§ Supplied material
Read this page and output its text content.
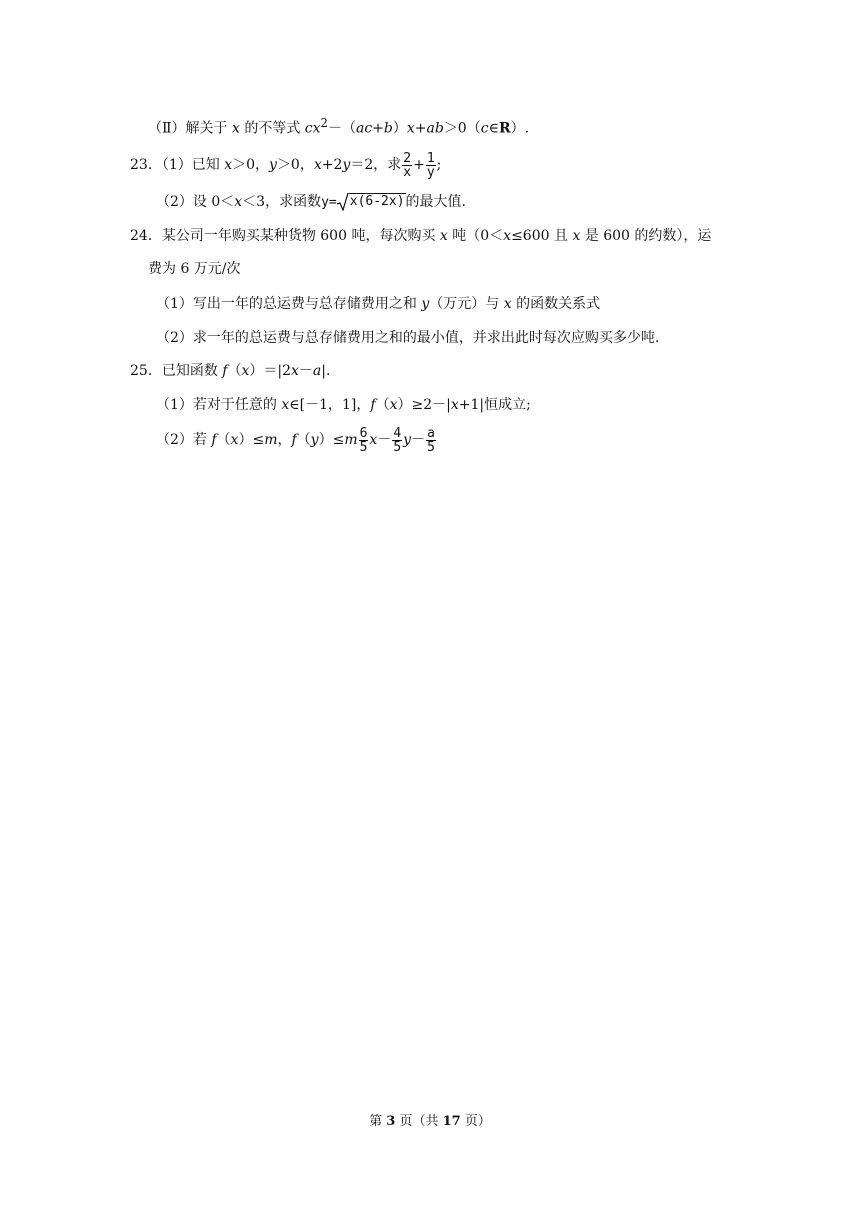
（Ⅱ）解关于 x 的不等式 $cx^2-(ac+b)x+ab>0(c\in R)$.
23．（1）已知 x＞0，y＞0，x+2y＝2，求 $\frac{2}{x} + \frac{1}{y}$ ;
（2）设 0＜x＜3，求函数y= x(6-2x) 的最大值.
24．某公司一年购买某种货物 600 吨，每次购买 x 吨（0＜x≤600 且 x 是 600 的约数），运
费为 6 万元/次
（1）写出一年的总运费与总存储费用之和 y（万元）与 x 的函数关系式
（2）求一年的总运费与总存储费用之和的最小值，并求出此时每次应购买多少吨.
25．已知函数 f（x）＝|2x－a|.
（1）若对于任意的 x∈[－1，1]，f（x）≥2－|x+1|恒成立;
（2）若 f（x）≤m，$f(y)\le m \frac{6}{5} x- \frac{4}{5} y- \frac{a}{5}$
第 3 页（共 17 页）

* * *

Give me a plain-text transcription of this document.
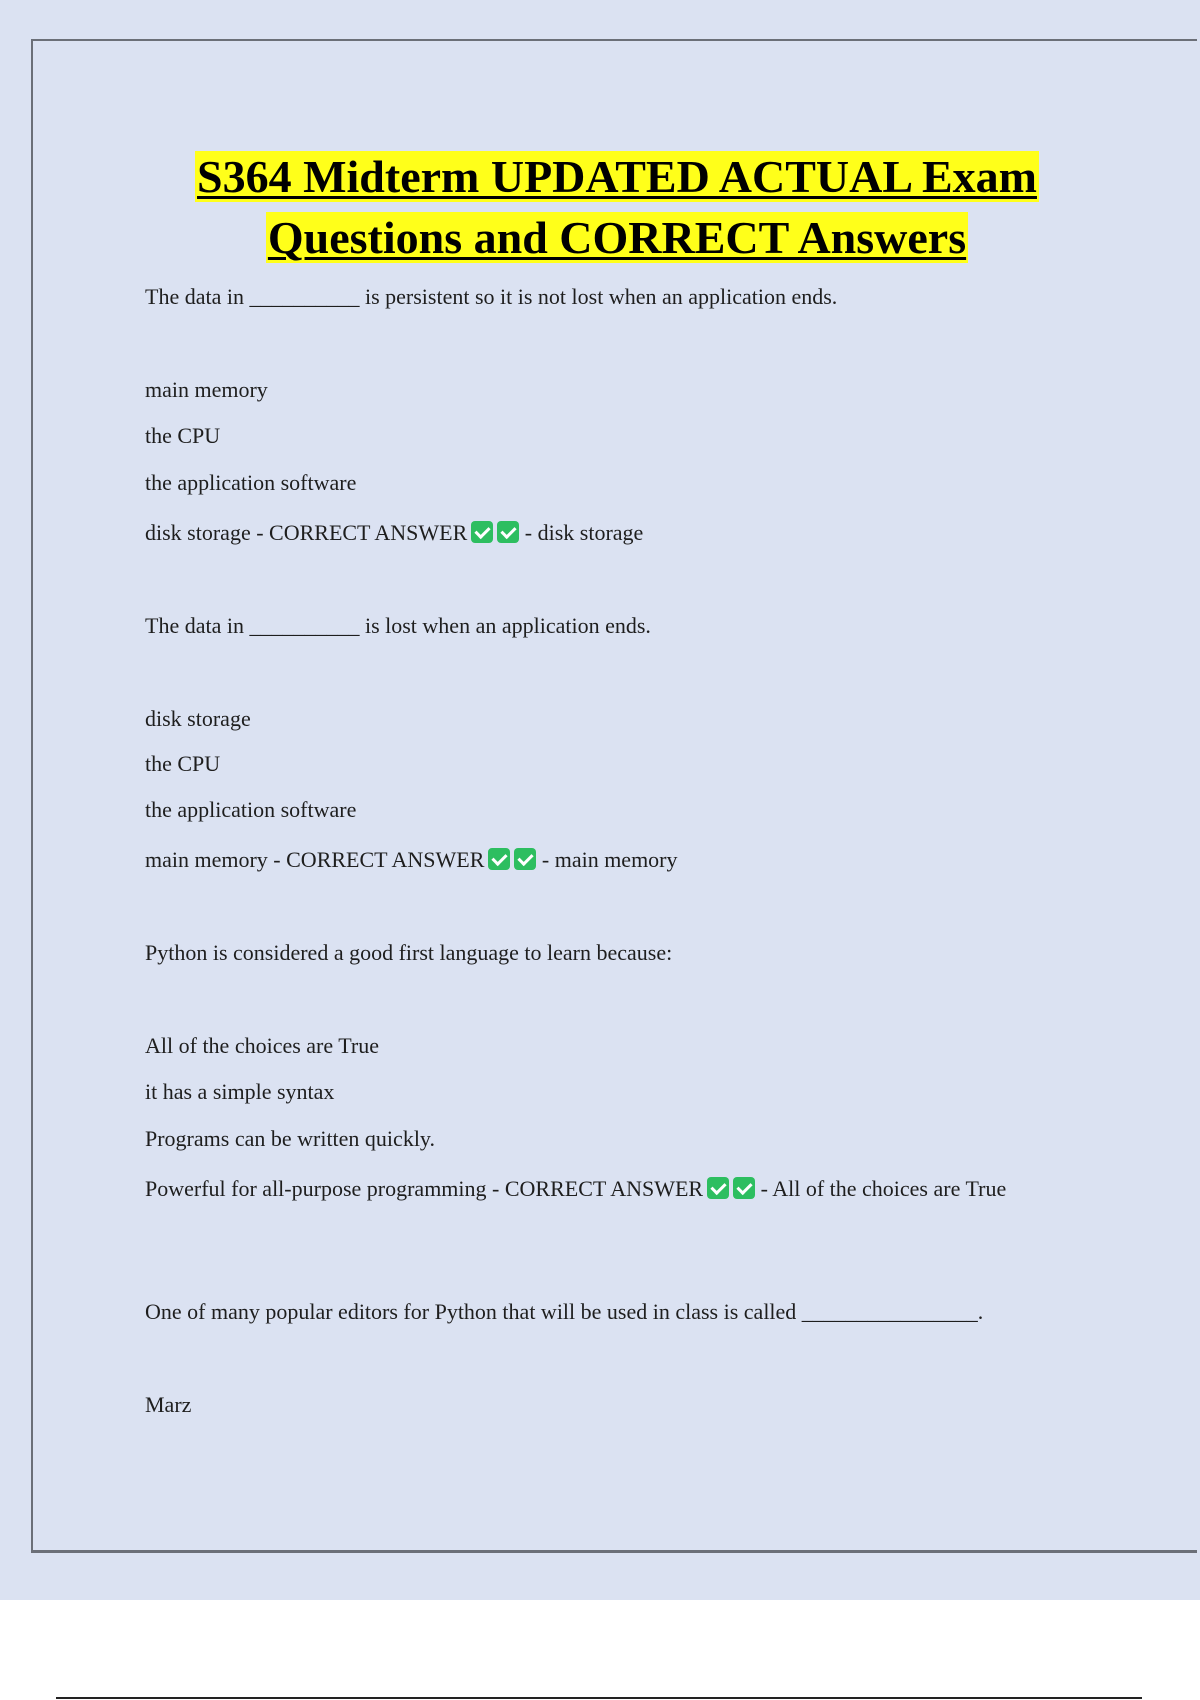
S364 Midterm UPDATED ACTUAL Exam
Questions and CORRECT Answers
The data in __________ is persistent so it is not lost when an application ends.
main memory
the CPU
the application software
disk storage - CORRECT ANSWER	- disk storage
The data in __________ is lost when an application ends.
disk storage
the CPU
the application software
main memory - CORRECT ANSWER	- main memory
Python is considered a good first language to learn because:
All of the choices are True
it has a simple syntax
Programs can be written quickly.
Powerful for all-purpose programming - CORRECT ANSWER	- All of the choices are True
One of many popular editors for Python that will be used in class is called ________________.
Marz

§ Exercise
Copy each line above where the string "when" occurs.

§ Correct response
The data in __________ is persistent so it is not lost when an application ends.
The data in __________ is lost when an application ends.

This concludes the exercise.